[Data entries]
· · · · ·
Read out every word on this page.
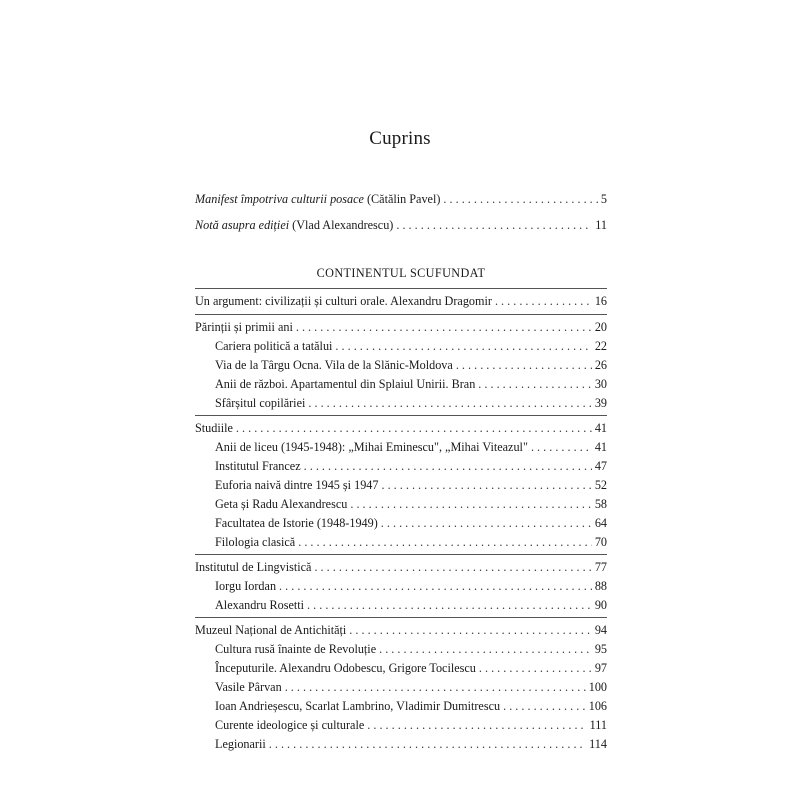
Cuprins
Manifest împotriva culturii posace (Cătălin Pavel) . . .	5
Notă asupra ediției (Vlad Alexandrescu) . . .	11
CONTINENTUL SCUFUNDAT
Un argument: civilizații și culturi orale. Alexandru Dragomir . . .	16
Părinții și primii ani . . .	20
Cariera politică a tatălui . . .	22
Via de la Târgu Ocna. Vila de la Slănic-Moldova . . .	26
Anii de război. Apartamentul din Splaiul Unirii. Bran . . .	30
Sfârșitul copilăriei . . .	39
Studiile . . .	41
Anii de liceu (1945-1948): „Mihai Eminescu", „Mihai Viteazul" . . .	41
Institutul Francez . . .	47
Euforia naivă dintre 1945 și 1947 . . .	52
Geta și Radu Alexandrescu . . .	58
Facultatea de Istorie (1948-1949) . . .	64
Filologia clasică . . .	70
Institutul de Lingvistică . . .	77
Iorgu Iordan . . .	88
Alexandru Rosetti . . .	90
Muzeul Național de Antichități . . .	94
Cultura rusă înainte de Revoluție . . .	95
Începuturile. Alexandru Odobescu, Grigore Tocilescu . . .	97
Vasile Pârvan . . .	100
Ioan Andrieșescu, Scarlat Lambrino, Vladimir Dumitrescu . . .	106
Curente ideologice și culturale . . .	111
Legionarii . . .	114
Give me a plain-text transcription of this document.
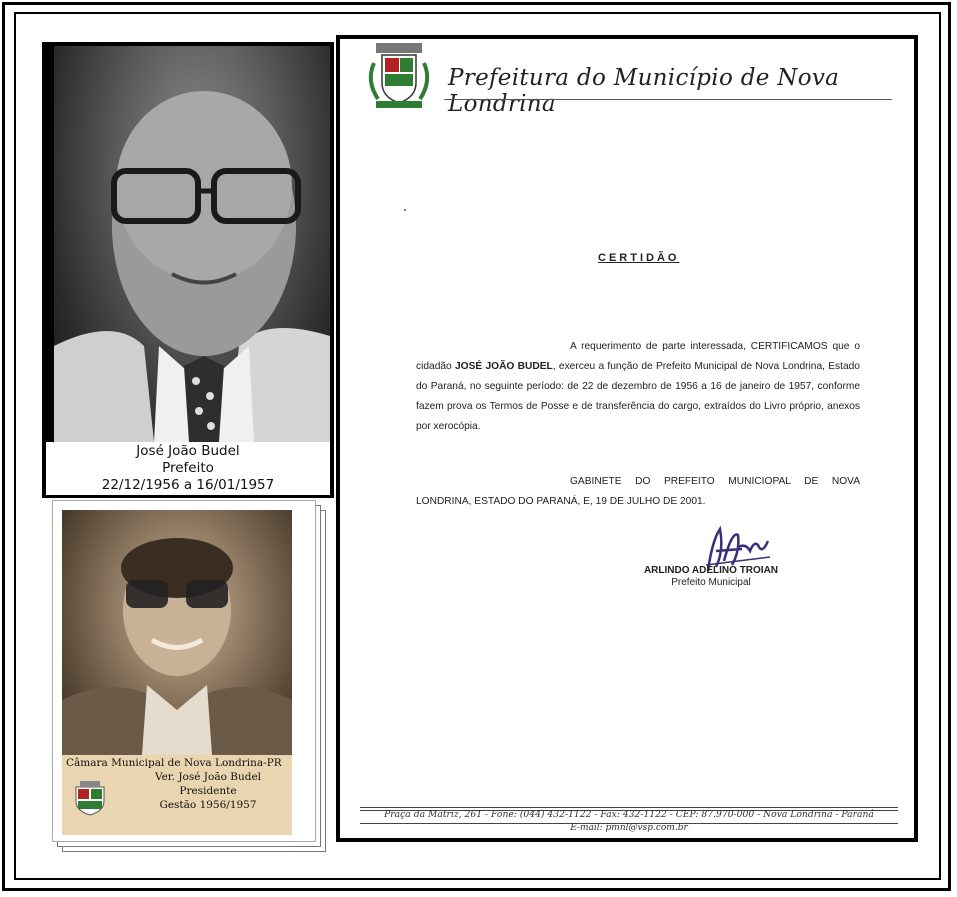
José João Budel
Prefeito
22/12/1956 a 16/01/1957
Câmara Municipal de Nova Londrina-PR
Ver. José João Budel
Presidente
Gestão 1956/1957
Prefeitura do Município de Nova Londrina
CERTIDÃO
A requerimento de parte interessada, CERTIFICAMOS que o cidadão JOSÉ JOÃO BUDEL, exerceu a função de Prefeito Municipal de Nova Londrina, Estado do Paraná, no seguinte período: de 22 de dezembro de 1956 a 16 de janeiro de 1957, conforme fazem prova os Termos de Posse e de transferência do cargo, extraídos do Livro próprio, anexos por xerocópia.
GABINETE DO PREFEITO MUNICIOPAL DE NOVA LONDRINA, ESTADO DO PARANÁ, E, 19 DE JULHO DE 2001.
ARLINDO ADELINO TROIAN
Prefeito Municipal
Praça da Matriz, 261 - Fone: (044) 432-1122 - Fax: 432-1122 - CEP: 87.970-000 - Nova Londrina - Paraná
E-mail: pmnl@vsp.com.br
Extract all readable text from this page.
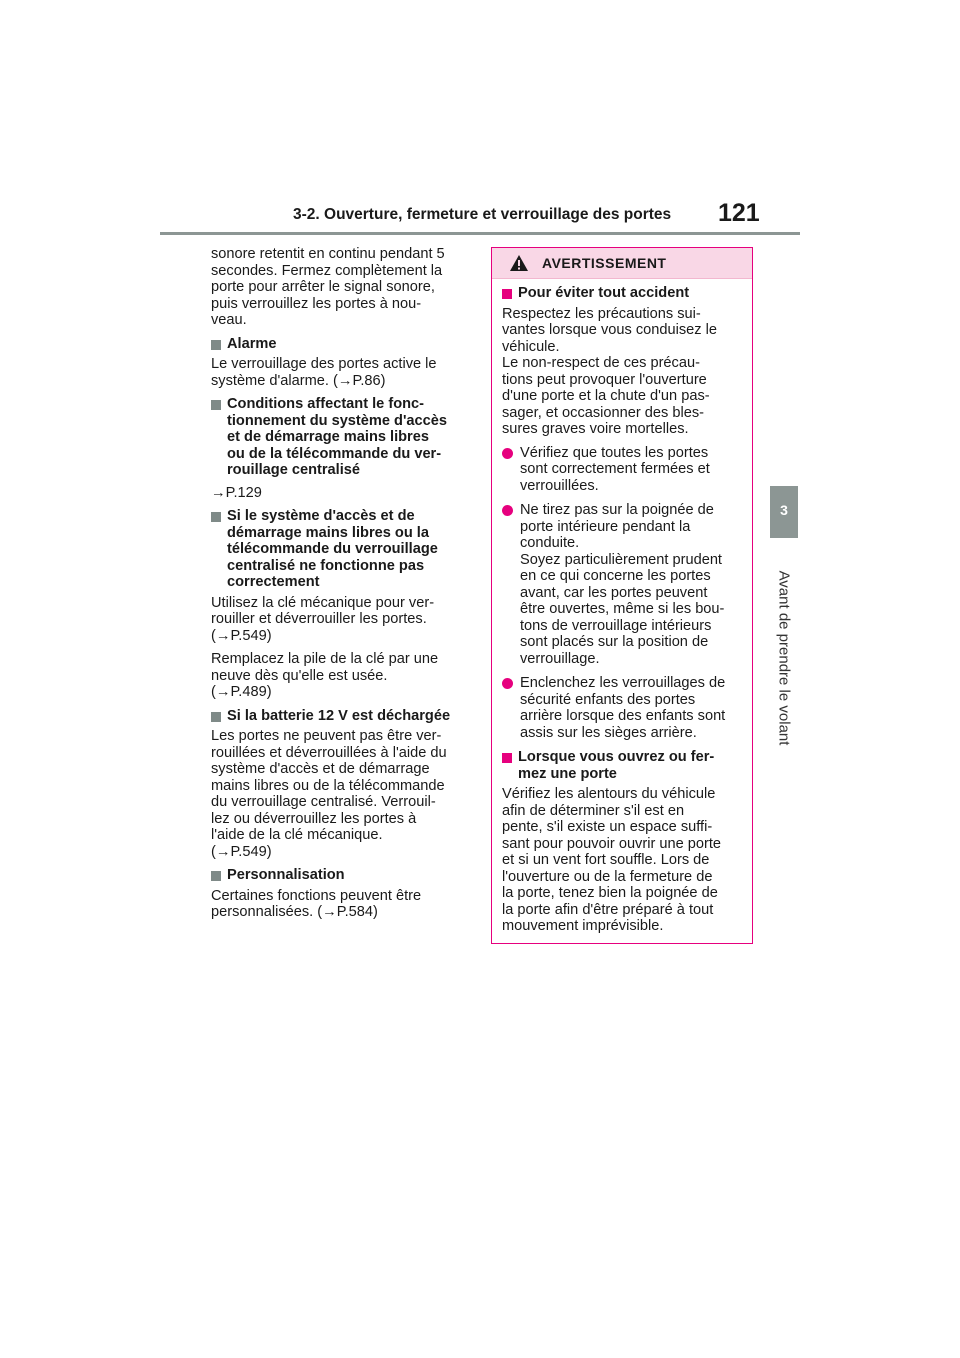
3-2. Ouverture, fermeture et verrouillage des portes 121
3
Avant de prendre le volant

sonore retentit en continu pendant 5
secondes. Fermez complètement la
porte pour arrêter le signal sonore,
puis verrouillez les portes à nou-
veau.

Alarme

Le verrouillage des portes active le
système d'alarme. (→P.86)

Conditions affectant le fonc-
tionnement du système d'accès
et de démarrage mains libres
ou de la télécommande du ver-
rouillage centralisé

→P.129

Si le système d'accès et de
démarrage mains libres ou la
télécommande du verrouillage
centralisé ne fonctionne pas
correctement

Utilisez la clé mécanique pour ver-
rouiller et déverrouiller les portes.
(→P.549)

Remplacez la pile de la clé par une
neuve dès qu'elle est usée.
(→P.489)

Si la batterie 12 V est déchargée

Les portes ne peuvent pas être ver-
rouillées et déverrouillées à l'aide du
système d'accès et de démarrage
mains libres ou de la télécommande
du verrouillage centralisé. Verrouil-
lez ou déverrouillez les portes à
l'aide de la clé mécanique.
(→P.549)

Personnalisation

Certaines fonctions peuvent être
personnalisées. (→P.584)

AVERTISSEMENT

Pour éviter tout accident

Respectez les précautions sui-
vantes lorsque vous conduisez le
véhicule.
Le non-respect de ces précau-
tions peut provoquer l'ouverture
d'une porte et la chute d'un pas-
sager, et occasionner des bles-
sures graves voire mortelles.

Vérifiez que toutes les portes
sont correctement fermées et
verrouillées.

Ne tirez pas sur la poignée de
porte intérieure pendant la
conduite.
Soyez particulièrement prudent
en ce qui concerne les portes
avant, car les portes peuvent
être ouvertes, même si les bou-
tons de verrouillage intérieurs
sont placés sur la position de
verrouillage.

Enclenchez les verrouillages de
sécurité enfants des portes
arrière lorsque des enfants sont
assis sur les sièges arrière.

Lorsque vous ouvrez ou fer-
mez une porte

Vérifiez les alentours du véhicule
afin de déterminer s'il est en
pente, s'il existe un espace suffi-
sant pour pouvoir ouvrir une porte
et si un vent fort souffle. Lors de
l'ouverture ou de la fermeture de
la porte, tenez bien la poignée de
la porte afin d'être préparé à tout
mouvement imprévisible.
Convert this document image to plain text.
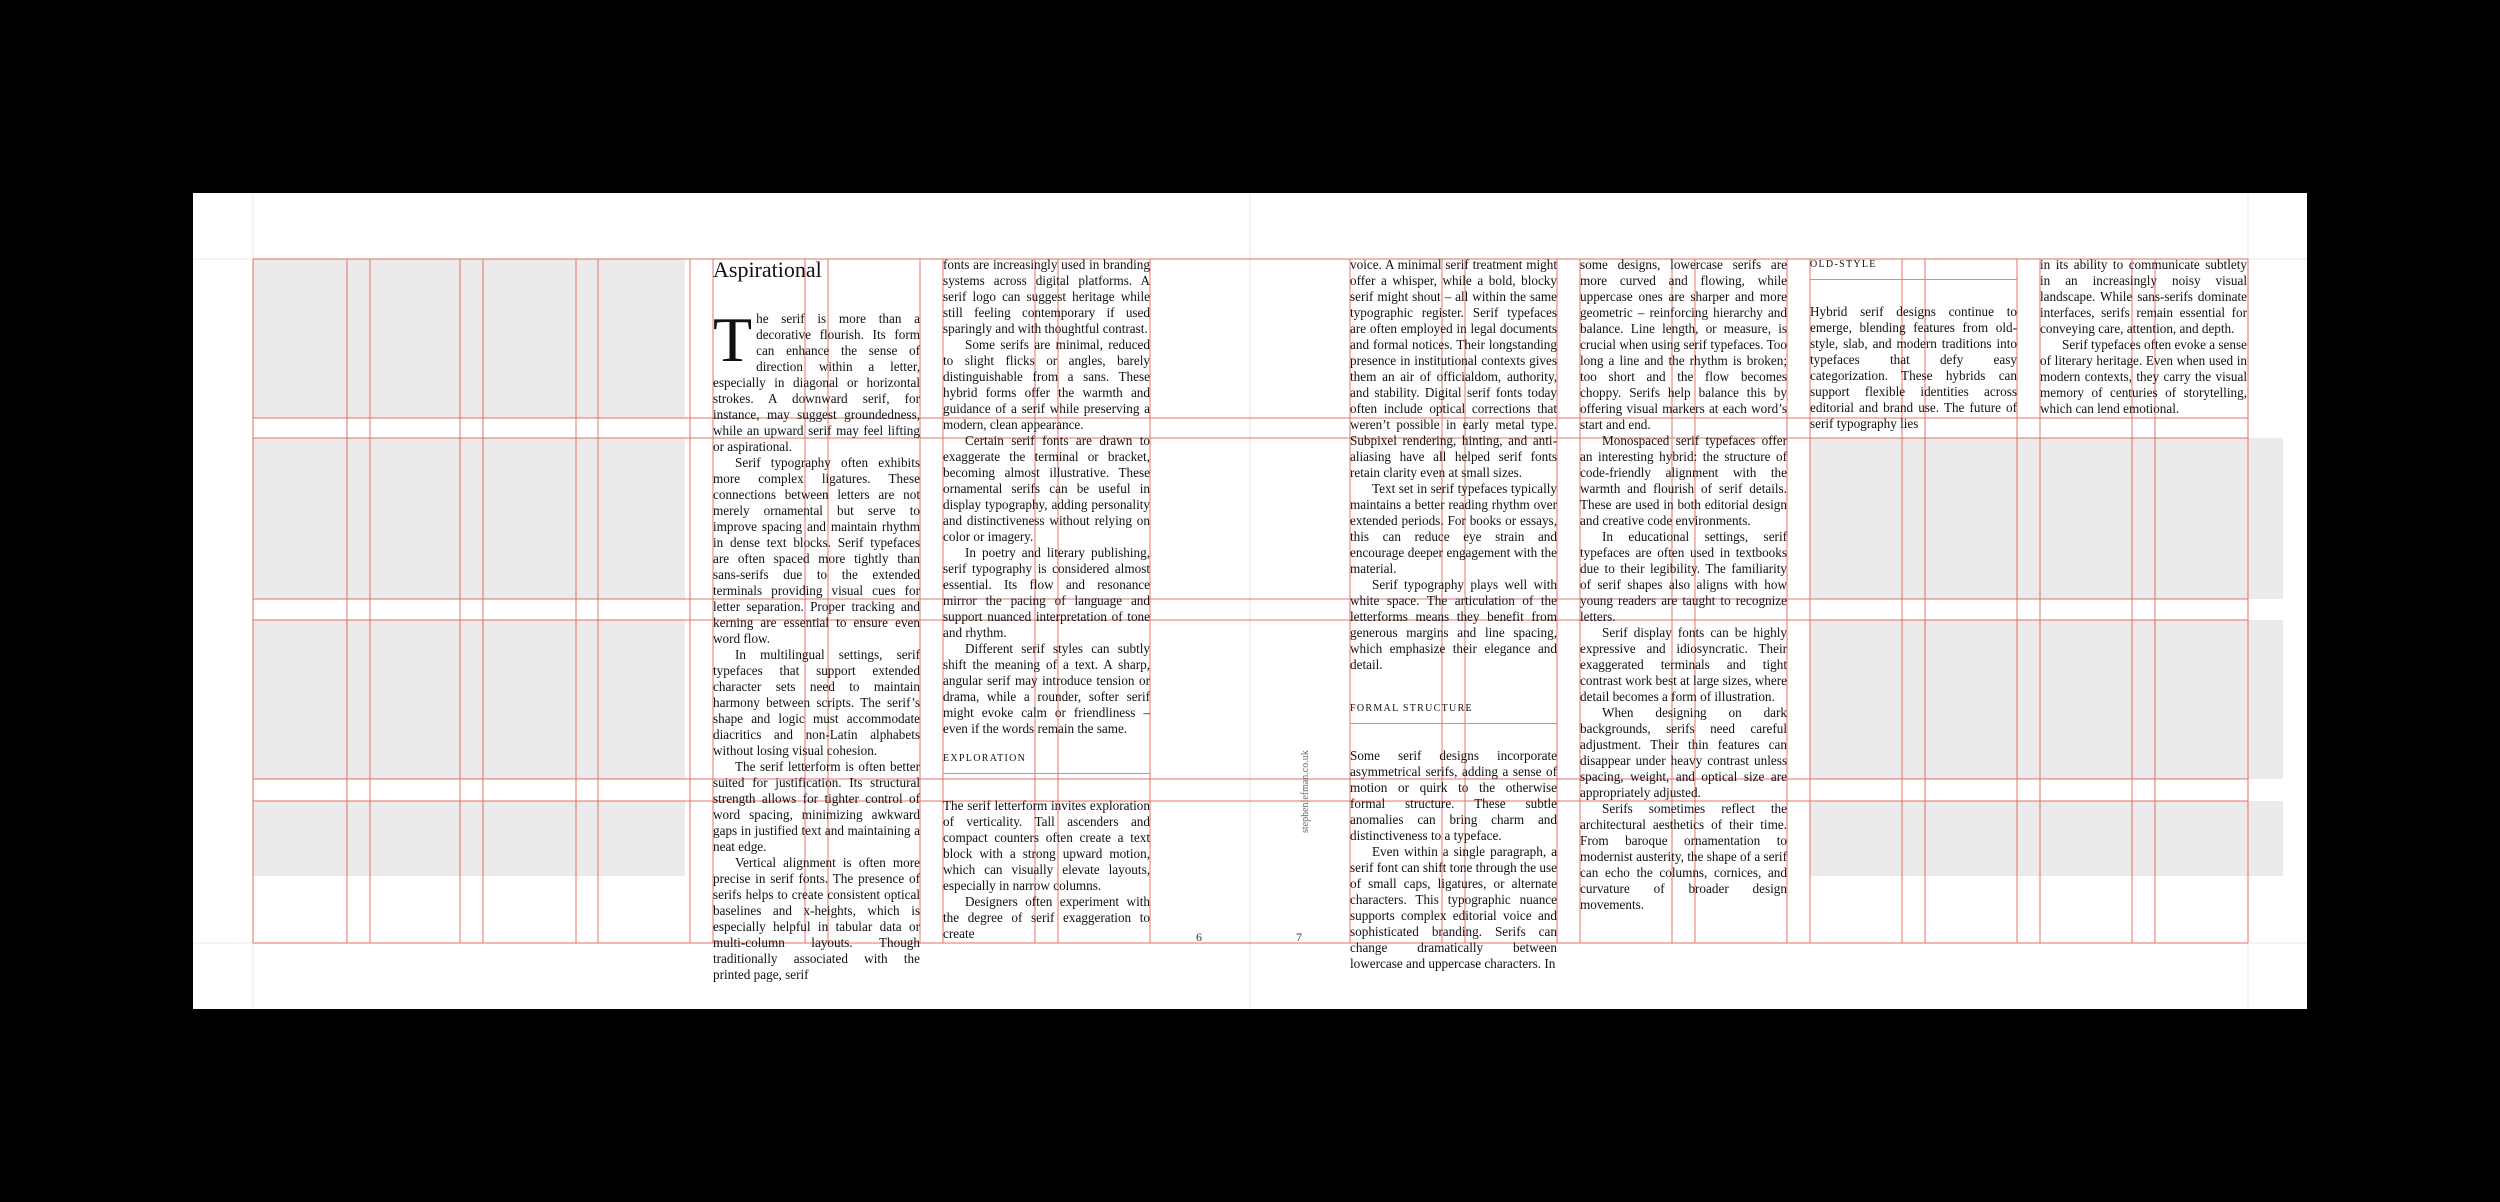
Aspirational

The serif is more than a decorative flourish. Its form can enhance the sense of direction within a letter, especially in diagonal or horizontal strokes. A downward serif, for instance, may suggest groundedness, while an upward serif may feel lifting or aspirational.

Serif typography often exhibits more complex ligatures. These connections between letters are not merely ornamental but serve to improve spacing and maintain rhythm in dense text blocks. Serif typefaces are often spaced more tightly than sans-serifs due to the extended terminals providing visual cues for letter separation. Proper tracking and kerning are essential to ensure even word flow.

In multilingual settings, serif typefaces that support extended character sets need to maintain harmony between scripts. The serif’s shape and logic must accommodate diacritics and non-Latin alphabets without losing visual cohesion.

The serif letterform is often better suited for justification. Its structural strength allows for tighter control of word spacing, minimizing awkward gaps in justified text and maintaining a neat edge.

Vertical alignment is often more precise in serif fonts. The presence of serifs helps to create consistent optical baselines and x-heights, which is especially helpful in tabular data or multi-column layouts. Though traditionally associated with the printed page, serif

fonts are increasingly used in branding systems across digital platforms. A serif logo can suggest heritage while still feeling contemporary if used sparingly and with thoughtful contrast.

Some serifs are minimal, reduced to slight flicks or angles, barely distinguishable from a sans. These hybrid forms offer the warmth and guidance of a serif while preserving a modern, clean appearance.

Certain serif fonts are drawn to exaggerate the terminal or bracket, becoming almost illustrative. These ornamental serifs can be useful in display typography, adding personality and distinctiveness without relying on color or imagery.

In poetry and literary publishing, serif typography is considered almost essential. Its flow and resonance mirror the pacing of language and support nuanced interpretation of tone and rhythm.

Different serif styles can subtly shift the meaning of a text. A sharp, angular serif may introduce tension or drama, while a rounder, softer serif might evoke calm or friendliness – even if the words remain the same.

EXPLORATION

The serif letterform invites exploration of verticality. Tall ascenders and compact counters often create a text block with a strong upward motion, which can visually elevate layouts, especially in narrow columns.

Designers often experiment with the degree of serif exaggeration to create	6	7
stephenlefman.co.uk

voice. A minimal serif treatment might offer a whisper, while a bold, blocky serif might shout – all within the same typographic register. Serif typefaces are often employed in legal documents and formal notices. Their longstanding presence in institutional contexts gives them an air of officialdom, authority, and stability. Digital serif fonts today often include optical corrections that weren’t possible in early metal type. Subpixel rendering, hinting, and anti-aliasing have all helped serif fonts retain clarity even at small sizes.

Text set in serif typefaces typically maintains a better reading rhythm over extended periods. For books or essays, this can reduce eye strain and encourage deeper engagement with the material.

Serif typography plays well with white space. The articulation of the letterforms means they benefit from generous margins and line spacing, which emphasize their elegance and detail.

FORMAL STRUCTURE

Some serif designs incorporate asymmetrical serifs, adding a sense of motion or quirk to the otherwise formal structure. These subtle anomalies can bring charm and distinctiveness to a typeface.

Even within a single paragraph, a serif font can shift tone through the use of small caps, ligatures, or alternate characters. This typographic nuance supports complex editorial voice and sophisticated branding. Serifs can change dramatically between lowercase and uppercase characters. In

some designs, lowercase serifs are more curved and flowing, while uppercase ones are sharper and more geometric – reinforcing hierarchy and balance. Line length, or measure, is crucial when using serif typefaces. Too long a line and the rhythm is broken; too short and the flow becomes choppy. Serifs help balance this by offering visual markers at each word’s start and end.

Monospaced serif typefaces offer an interesting hybrid: the structure of code-friendly alignment with the warmth and flourish of serif details. These are used in both editorial design and creative code environments.

In educational settings, serif typefaces are often used in textbooks due to their legibility. The familiarity of serif shapes also aligns with how young readers are taught to recognize letters.

Serif display fonts can be highly expressive and idiosyncratic. Their exaggerated terminals and tight contrast work best at large sizes, where detail becomes a form of illustration.

When designing on dark backgrounds, serifs need careful adjustment. Their thin features can disappear under heavy contrast unless spacing, weight, and optical size are appropriately adjusted.

Serifs sometimes reflect the architectural aesthetics of their time. From baroque ornamentation to modernist austerity, the shape of a serif can echo the columns, cornices, and curvature of broader design movements.

OLD-STYLE

Hybrid serif designs continue to emerge, blending features from old-style, slab, and modern traditions into typefaces that defy easy categorization. These hybrids can support flexible identities across editorial and brand use. The future of serif typography lies

in its ability to communicate subtlety in an increasingly noisy visual landscape. While sans-serifs dominate interfaces, serifs remain essential for conveying care, attention, and depth.

Serif typefaces often evoke a sense of literary heritage. Even when used in modern contexts, they carry the visual memory of centuries of storytelling, which can lend emotional.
· · · · ·
> DIRECTIONS FOR THIS TASK:
Look through the listing above. Pick out each line with "adding" and copy it.

> SOLUTION TO THE PROBLEM:
Certain serif fonts are drawn to exaggerate the terminal or bracket, becoming almost illustrative. These ornamental serifs can be useful in display typography, adding personality and distinctiveness without relying on color or imagery.
Some serif designs incorporate asymmetrical serifs, adding a sense of motion or quirk to the otherwise formal structure. These subtle anomalies can bring charm and distinctiveness to a typeface.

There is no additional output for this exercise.